◆ Dataset entries ◆
▼

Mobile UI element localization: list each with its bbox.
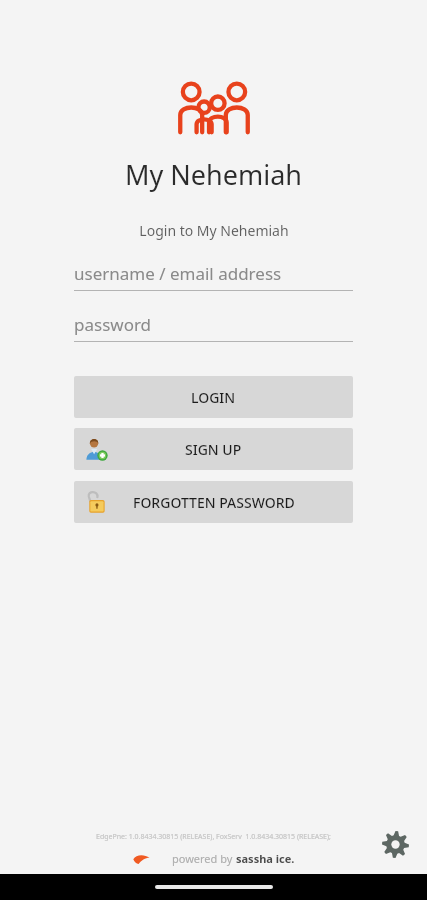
button[interactable]: FORGOTTEN PASSWORD (74, 481, 353, 523)
staticText: EdgePne: 1.0.8434.30815 (RELEASE), FoxSe… (96, 832, 331, 842)
staticText: FORGOTTEN PASSWORD (133, 493, 295, 512)
staticText: SIGN UP (185, 440, 242, 459)
staticText: Login to My Nehemiah (139, 221, 289, 240)
staticText: password (74, 313, 152, 336)
staticText: username / email address (74, 262, 282, 285)
staticText: powered by (172, 851, 236, 866)
button[interactable]: LOGIN (74, 376, 353, 418)
staticText: sassha ice. (236, 851, 295, 866)
staticText: LOGIN (191, 388, 236, 407)
button[interactable]: Settings (375, 824, 415, 864)
button[interactable]: SIGN UP (74, 428, 353, 470)
staticText: My Nehemiah (125, 156, 302, 193)
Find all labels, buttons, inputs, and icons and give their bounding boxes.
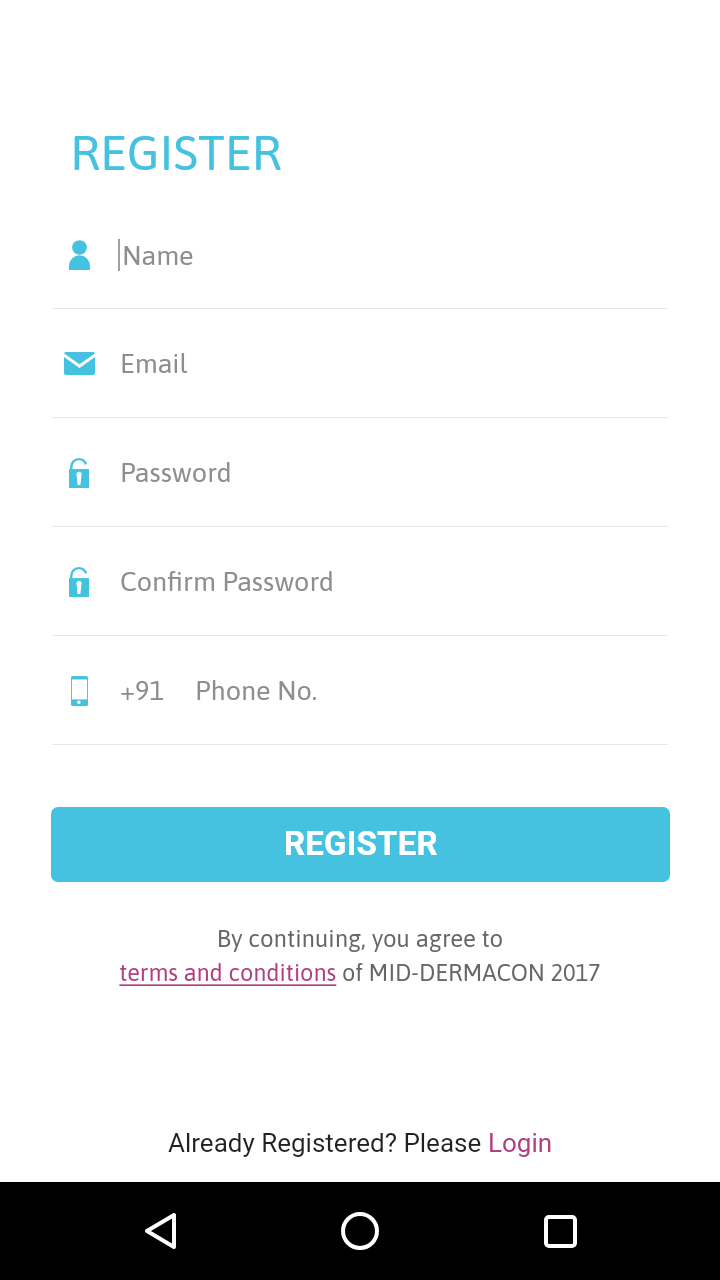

▲

◆ Your goal ◆
Extract every line of the material above verbatim, omitting the pictures.

◆ Exercise output ◆
Mobile UI element localization: list each with its bbox.
button[interactable]: FORGOTTEN PASSWORD (74, 481, 353, 523)
staticText: EdgePne: 1.0.8434.30815 (RELEASE), FoxSe… (96, 832, 331, 842)
staticText: FORGOTTEN PASSWORD (133, 493, 295, 512)
staticText: SIGN UP (185, 440, 242, 459)
staticText: Login to My Nehemiah (139, 221, 289, 240)
staticText: password (74, 313, 152, 336)
staticText: username / email address (74, 262, 282, 285)
staticText: powered by (172, 851, 236, 866)
button[interactable]: LOGIN (74, 376, 353, 418)
staticText: sassha ice. (236, 851, 295, 866)
staticText: LOGIN (191, 388, 236, 407)
button[interactable]: Settings (375, 824, 415, 864)
button[interactable]: SIGN UP (74, 428, 353, 470)
staticText: My Nehemiah (125, 156, 302, 193)
Find all labels, buttons, inputs, and icons and give their bounding boxes.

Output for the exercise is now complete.